■ SELECTED EXTRACT
Tales from the Outer Fringe

Description

175 pages
Contains Maps
$12.95
ISBN 0-921692-28-5
DDC 398.2'09718

Publisher

Year

1990

Contributor

Reviewed by R. Gordon Moyles

R.G. Moyles is a professor of English at the University of Alberta,
co-author of Imperial Dreams and Colonial Realities: British Views of
Canada, 1880-1914, and co-editor of The Collected Works of E.J. Pratt.

Review

These are Newfoundland tales—with a difference. In most books that
offer first-hand sketches and stories the writers belong to what might
be called “the naive school”: they simply tell as they talk. Here,
however, are five stories and a novella, all of Newfoundland outport
life, by a professional writer who not only understands how to create
suspense, tension, and setting, but is also an expert in using irony,
understatement, and humorous word play. In other words, the pleasure in
Pitt’s stories lies as much in the telling as in the tale. For
example, when he describes Hark Harbour’s ignorance of legal
discourse, he suggests that such terms as “heir-at-law,” “civil
action,” “in chancery,” and “intestate” “would have been
constructed with an illumination that was ingenious but hardly helpful
in the circumstances. ‘Heir-at-law,’ for instance, would have become
a species of in-law, a ‘civil action’ the logical contrary of an
uncivil or impolite one. ‘In chancery’ would have conjured up all
the hazards of the dice, and leaving this life ‘intestate’ would
have conveyed the painful notion of one’s departing in such a sadly
mutilated state as propriety bids me pass over without further
amplification.”

■ DATA FOR ANALYSIS
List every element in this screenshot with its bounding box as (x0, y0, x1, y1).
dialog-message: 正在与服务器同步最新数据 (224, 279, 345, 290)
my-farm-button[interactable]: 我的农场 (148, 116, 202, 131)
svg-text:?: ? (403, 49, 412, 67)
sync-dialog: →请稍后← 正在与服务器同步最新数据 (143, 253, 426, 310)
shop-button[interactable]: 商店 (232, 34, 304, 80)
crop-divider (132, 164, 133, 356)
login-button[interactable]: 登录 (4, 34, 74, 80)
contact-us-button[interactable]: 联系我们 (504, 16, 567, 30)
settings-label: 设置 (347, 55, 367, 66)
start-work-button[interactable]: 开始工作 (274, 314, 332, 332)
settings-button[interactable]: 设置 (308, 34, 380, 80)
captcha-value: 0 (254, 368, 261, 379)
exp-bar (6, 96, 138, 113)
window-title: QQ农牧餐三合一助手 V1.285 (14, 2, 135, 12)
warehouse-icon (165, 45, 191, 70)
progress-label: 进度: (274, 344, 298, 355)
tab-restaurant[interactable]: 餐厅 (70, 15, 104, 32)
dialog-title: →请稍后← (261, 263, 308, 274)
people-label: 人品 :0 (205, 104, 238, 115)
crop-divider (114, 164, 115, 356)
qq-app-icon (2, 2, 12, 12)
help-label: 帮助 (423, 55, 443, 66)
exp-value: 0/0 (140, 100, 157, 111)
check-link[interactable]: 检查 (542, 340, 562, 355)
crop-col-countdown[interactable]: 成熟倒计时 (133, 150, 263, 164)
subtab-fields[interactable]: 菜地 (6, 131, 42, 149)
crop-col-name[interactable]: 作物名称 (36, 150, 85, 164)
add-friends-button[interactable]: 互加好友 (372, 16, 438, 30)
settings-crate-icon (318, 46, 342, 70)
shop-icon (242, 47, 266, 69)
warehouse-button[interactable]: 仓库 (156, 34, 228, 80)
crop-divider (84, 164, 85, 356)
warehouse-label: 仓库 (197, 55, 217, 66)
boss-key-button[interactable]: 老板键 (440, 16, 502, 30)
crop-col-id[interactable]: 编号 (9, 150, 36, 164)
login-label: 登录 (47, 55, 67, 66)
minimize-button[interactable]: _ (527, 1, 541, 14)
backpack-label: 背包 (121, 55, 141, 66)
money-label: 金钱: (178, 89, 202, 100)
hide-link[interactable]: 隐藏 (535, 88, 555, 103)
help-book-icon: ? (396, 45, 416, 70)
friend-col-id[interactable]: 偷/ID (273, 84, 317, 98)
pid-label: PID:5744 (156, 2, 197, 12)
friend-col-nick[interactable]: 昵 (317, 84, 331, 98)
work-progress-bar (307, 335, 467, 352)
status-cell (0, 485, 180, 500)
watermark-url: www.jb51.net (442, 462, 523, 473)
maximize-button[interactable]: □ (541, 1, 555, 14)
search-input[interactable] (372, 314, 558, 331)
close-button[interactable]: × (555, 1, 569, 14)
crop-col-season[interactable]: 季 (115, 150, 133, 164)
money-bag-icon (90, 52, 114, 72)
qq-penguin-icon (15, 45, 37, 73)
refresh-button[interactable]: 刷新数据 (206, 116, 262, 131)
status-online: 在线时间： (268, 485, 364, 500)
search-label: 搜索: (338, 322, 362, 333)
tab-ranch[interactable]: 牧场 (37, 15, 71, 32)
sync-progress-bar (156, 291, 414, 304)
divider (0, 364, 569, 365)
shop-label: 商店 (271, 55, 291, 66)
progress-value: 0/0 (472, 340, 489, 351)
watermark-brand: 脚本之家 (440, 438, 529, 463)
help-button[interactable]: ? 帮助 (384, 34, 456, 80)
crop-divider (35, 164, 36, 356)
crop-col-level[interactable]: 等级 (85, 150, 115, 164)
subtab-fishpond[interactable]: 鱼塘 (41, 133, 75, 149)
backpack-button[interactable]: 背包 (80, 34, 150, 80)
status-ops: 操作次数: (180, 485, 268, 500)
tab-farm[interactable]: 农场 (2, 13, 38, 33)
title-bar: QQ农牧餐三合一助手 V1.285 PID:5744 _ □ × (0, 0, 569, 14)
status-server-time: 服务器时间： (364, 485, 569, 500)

■ WORK REQUEST
Please return, word for word, the part of the review that opens with the words containing "Reviewed by R." and closes with "of E.J. Pratt.". The listing above stands apart from the review and is separate material.

■ RESPONSE BOX
Reviewed by R. Gordon Moyles

R.G. Moyles is a professor of English at the University of Alberta,
co-author of Imperial Dreams and Colonial Realities: British Views of
Canada, 1880-1914, and co-editor of The Collected Works of E.J. Pratt.